Problem to solve: Print out every line, exactly as written.

Data provided:
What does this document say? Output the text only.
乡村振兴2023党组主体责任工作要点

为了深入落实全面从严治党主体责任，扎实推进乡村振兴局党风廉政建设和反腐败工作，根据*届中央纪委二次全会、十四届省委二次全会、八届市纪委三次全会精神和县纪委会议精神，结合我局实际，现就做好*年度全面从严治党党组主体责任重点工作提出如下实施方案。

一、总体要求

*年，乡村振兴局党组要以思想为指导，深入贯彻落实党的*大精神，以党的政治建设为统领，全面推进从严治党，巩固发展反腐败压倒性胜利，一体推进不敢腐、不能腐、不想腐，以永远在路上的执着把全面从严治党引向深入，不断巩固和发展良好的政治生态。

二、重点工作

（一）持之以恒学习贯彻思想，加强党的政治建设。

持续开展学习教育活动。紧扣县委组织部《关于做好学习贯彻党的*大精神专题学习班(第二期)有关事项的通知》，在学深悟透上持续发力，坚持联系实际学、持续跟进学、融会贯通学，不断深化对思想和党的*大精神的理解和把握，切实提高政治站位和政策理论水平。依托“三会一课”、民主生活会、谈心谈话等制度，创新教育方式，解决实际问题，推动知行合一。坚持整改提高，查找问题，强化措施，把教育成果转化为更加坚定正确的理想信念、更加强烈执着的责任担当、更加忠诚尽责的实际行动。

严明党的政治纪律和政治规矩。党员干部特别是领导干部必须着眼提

Reply to the task:
What does this document say? Output the text only.
乡村振兴2023党组主体责任工作要点

为了深入落实全面从严治党主体责任，扎实推进乡村振兴局党风廉政建设和反腐败工作，根据*届中央纪委二次全会、十四届省委二次全会、八届市纪委三次全会精神和县纪委会议精神，结合我局实际，现就做好*年度全面从严治党党组主体责任重点工作提出如下实施方案。

一、总体要求

*年，乡村振兴局党组要以思想为指导，深入贯彻落实党的*大精神，以党的政治建设为统领，全面推进从严治党，巩固发展反腐败压倒性胜利，一体推进不敢腐、不能腐、不想腐，以永远在路上的执着把全面从严治党引向深入，不断巩固和发展良好的政治生态。

二、重点工作

（一）持之以恒学习贯彻思想，加强党的政治建设。

持续开展学习教育活动。紧扣县委组织部《关于做好学习贯彻党的*大精神专题学习班(第二期)有关事项的通知》，在学深悟透上持续发力，坚持联系实际学、持续跟进学、融会贯通学，不断深化对思想和党的*大精神的理解和把握，切实提高政治站位和政策理论水平。依托“三会一课”、民主生活会、谈心谈话等制度，创新教育方式，解决实际问题，推动知行合一。坚持整改提高，查找问题，强化措施，把教育成果转化为更加坚定正确的理想信念、更加强烈执着的责任担当、更加忠诚尽责的实际行动。

严明党的政治纪律和政治规矩。党员干部特别是领导干部必须着眼提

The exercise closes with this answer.